▶ Directions for this task: Copy the data word for word, keeping every line.

Entries with figure data:
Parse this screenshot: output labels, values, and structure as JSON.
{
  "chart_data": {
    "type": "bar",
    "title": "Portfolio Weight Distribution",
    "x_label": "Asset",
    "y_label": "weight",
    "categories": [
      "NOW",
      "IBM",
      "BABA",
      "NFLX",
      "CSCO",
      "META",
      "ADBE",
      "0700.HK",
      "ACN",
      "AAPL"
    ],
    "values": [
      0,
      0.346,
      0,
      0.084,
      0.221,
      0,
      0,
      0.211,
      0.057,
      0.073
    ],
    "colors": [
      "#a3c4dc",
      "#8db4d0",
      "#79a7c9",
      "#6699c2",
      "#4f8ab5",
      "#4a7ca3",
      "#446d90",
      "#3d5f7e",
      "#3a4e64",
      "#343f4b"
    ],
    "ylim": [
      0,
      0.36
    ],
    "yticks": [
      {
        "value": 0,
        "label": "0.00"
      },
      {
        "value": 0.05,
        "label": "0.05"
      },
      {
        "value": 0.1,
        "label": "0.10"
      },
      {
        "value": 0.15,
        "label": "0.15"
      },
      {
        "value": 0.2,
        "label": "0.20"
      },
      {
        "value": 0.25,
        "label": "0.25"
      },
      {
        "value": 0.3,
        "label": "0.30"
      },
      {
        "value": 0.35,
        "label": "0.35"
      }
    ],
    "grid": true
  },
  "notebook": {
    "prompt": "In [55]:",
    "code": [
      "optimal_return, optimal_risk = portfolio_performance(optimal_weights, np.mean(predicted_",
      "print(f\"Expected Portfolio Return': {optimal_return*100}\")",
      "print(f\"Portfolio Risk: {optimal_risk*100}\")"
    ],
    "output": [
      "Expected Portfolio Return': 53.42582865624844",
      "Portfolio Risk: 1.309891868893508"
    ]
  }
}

▶ Answer to this task:
Parse this screenshot: output labels, values, and structure as JSON.
{
  "chart_data": {
    "type": "bar",
    "title": "Portfolio Weight Distribution",
    "x_label": "Asset",
    "y_label": "weight",
    "categories": [
      "NOW",
      "IBM",
      "BABA",
      "NFLX",
      "CSCO",
      "META",
      "ADBE",
      "0700.HK",
      "ACN",
      "AAPL"
    ],
    "values": [
      0,
      0.346,
      0,
      0.084,
      0.221,
      0,
      0,
      0.211,
      0.057,
      0.073
    ],
    "colors": [
      "#a3c4dc",
      "#8db4d0",
      "#79a7c9",
      "#6699c2",
      "#4f8ab5",
      "#4a7ca3",
      "#446d90",
      "#3d5f7e",
      "#3a4e64",
      "#343f4b"
    ],
    "ylim": [
      0,
      0.36
    ],
    "yticks": [
      {
        "value": 0,
        "label": "0.00"
      },
      {
        "value": 0.05,
        "label": "0.05"
      },
      {
        "value": 0.1,
        "label": "0.10"
      },
      {
        "value": 0.15,
        "label": "0.15"
      },
      {
        "value": 0.2,
        "label": "0.20"
      },
      {
        "value": 0.25,
        "label": "0.25"
      },
      {
        "value": 0.3,
        "label": "0.30"
      },
      {
        "value": 0.35,
        "label": "0.35"
      }
    ],
    "grid": true
  },
  "notebook": {
    "prompt": "In [55]:",
    "code": [
      "optimal_return, optimal_risk = portfolio_performance(optimal_weights, np.mean(predicted_",
      "print(f\"Expected Portfolio Return': {optimal_return*100}\")",
      "print(f\"Portfolio Risk: {optimal_risk*100}\")"
    ],
    "output": [
      "Expected Portfolio Return': 53.42582865624844",
      "Portfolio Risk: 1.309891868893508"
    ]
  }
}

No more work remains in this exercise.